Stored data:
* Start *

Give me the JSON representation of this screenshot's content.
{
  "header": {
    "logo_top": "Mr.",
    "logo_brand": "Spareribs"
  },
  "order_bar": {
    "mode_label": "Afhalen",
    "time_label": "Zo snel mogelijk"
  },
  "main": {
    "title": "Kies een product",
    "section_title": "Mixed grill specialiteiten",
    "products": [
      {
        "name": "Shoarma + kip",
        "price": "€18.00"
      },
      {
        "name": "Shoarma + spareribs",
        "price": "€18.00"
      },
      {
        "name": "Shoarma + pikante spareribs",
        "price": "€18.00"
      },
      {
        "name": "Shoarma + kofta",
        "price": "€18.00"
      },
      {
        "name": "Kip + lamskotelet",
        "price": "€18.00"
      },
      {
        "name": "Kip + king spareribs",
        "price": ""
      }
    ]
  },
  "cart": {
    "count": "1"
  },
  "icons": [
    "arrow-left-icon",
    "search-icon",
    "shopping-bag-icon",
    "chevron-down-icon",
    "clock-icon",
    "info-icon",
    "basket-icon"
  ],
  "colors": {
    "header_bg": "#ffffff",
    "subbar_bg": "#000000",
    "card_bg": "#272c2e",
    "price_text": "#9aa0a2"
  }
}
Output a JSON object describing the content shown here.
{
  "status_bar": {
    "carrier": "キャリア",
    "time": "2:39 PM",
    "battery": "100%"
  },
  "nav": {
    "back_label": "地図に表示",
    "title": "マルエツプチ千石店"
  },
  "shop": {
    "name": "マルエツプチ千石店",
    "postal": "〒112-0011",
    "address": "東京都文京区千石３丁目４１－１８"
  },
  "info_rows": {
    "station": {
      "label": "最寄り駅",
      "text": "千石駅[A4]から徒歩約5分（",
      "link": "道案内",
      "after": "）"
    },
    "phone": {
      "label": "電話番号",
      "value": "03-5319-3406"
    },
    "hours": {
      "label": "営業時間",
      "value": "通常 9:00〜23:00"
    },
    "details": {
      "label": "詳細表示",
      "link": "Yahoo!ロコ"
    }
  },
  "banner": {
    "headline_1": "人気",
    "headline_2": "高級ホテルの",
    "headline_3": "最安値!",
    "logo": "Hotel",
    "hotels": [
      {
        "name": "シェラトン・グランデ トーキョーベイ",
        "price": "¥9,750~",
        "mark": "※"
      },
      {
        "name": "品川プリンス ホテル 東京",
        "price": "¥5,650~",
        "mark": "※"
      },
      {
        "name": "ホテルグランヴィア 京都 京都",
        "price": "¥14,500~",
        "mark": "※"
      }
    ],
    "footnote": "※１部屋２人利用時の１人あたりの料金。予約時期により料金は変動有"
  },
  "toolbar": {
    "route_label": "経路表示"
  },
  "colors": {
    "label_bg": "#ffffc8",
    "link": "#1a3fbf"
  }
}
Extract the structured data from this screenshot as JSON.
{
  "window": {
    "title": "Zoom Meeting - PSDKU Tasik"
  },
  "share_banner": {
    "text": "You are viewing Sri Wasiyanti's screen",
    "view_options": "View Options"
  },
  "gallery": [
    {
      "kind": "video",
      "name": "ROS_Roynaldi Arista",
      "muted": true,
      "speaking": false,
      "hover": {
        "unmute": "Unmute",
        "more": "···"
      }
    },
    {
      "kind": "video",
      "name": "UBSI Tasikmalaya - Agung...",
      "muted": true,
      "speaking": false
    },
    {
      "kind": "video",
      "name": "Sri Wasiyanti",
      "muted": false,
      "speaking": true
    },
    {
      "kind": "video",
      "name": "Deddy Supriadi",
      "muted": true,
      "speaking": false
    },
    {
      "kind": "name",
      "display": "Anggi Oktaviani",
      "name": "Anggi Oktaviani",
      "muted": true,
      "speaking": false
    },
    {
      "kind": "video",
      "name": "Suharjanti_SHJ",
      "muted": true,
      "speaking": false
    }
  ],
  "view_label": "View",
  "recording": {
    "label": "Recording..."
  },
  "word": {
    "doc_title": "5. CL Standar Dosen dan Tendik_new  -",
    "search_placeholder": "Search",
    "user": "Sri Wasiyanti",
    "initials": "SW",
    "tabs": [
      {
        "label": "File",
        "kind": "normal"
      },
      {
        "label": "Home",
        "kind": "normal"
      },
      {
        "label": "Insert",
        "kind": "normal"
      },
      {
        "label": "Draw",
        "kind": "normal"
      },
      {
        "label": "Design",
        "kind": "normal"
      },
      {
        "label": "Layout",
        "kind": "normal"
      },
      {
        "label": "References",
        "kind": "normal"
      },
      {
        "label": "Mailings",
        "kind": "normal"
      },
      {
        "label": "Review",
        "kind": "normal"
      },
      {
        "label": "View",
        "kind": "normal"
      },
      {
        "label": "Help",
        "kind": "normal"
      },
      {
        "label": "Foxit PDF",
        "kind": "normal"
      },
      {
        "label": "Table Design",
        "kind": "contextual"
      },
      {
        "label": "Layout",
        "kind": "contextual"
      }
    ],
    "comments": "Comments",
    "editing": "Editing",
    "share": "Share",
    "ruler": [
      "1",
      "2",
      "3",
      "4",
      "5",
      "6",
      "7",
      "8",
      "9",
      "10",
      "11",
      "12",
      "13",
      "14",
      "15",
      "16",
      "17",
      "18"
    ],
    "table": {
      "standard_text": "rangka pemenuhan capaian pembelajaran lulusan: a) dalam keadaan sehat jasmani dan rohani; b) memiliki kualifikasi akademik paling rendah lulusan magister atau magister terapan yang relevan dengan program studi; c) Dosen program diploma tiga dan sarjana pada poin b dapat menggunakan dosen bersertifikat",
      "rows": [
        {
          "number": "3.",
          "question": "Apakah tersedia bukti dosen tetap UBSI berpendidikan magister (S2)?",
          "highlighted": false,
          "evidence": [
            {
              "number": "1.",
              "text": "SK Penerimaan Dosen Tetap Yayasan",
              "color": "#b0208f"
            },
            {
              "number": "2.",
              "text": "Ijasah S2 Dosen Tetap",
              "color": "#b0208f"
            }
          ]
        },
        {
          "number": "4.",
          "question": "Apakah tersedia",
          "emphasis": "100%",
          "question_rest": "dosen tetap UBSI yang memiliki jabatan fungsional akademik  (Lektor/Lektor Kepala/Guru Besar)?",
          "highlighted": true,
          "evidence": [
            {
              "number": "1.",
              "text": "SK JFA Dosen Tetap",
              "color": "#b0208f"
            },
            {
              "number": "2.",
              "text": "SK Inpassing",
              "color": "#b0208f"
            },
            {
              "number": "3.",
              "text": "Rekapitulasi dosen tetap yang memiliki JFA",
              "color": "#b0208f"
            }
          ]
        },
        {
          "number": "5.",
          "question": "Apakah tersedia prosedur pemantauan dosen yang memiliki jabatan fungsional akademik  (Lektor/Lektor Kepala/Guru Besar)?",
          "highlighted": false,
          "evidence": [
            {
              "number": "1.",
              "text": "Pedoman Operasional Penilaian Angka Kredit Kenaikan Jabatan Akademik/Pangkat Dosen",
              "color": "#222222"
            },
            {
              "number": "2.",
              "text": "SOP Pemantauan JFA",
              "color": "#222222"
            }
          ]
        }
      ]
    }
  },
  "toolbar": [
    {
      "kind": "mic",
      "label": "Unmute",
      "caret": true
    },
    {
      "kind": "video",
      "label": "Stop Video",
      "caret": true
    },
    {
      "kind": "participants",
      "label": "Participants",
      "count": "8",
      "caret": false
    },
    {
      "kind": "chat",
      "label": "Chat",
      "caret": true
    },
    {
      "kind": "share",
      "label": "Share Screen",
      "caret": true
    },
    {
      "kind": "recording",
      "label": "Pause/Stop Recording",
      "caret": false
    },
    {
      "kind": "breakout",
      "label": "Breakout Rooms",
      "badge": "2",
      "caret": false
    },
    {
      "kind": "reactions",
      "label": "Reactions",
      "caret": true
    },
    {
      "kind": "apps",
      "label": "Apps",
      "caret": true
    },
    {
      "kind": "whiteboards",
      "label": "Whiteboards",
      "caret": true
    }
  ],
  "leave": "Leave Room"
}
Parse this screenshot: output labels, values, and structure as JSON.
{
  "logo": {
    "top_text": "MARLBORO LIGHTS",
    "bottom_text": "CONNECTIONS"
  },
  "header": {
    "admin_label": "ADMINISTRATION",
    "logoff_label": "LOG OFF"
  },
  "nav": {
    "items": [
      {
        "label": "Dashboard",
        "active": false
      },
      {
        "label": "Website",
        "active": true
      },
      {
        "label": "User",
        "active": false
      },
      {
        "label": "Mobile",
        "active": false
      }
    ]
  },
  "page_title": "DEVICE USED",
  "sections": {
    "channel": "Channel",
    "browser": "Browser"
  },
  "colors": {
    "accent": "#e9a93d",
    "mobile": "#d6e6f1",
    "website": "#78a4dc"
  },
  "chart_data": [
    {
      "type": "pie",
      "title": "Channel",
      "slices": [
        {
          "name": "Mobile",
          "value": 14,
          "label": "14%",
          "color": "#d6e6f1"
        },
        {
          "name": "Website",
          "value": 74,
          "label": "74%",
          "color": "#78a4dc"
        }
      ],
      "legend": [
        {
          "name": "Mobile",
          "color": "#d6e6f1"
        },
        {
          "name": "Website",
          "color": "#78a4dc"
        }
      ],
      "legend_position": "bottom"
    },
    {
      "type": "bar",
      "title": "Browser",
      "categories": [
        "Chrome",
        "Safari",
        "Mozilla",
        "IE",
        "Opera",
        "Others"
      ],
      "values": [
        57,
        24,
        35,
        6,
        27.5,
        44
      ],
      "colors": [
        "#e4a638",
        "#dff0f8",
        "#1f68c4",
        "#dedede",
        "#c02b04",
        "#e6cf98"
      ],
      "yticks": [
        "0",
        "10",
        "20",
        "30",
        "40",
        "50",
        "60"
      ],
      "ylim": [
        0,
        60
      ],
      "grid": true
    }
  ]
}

* End *

Aim of the exercise :: Only lines holding the string "fungsional" are wanted; gather each one from the entries above.

Reply ::
          "question_rest": "dosen tetap UBSI yang memiliki jabatan fungsional akademik  (Lektor/Lektor Kepala/Guru Besar)?",
          "question": "Apakah tersedia prosedur pemantauan dosen yang memiliki jabatan fungsional akademik  (Lektor/Lektor Kepala/Guru Besar)?",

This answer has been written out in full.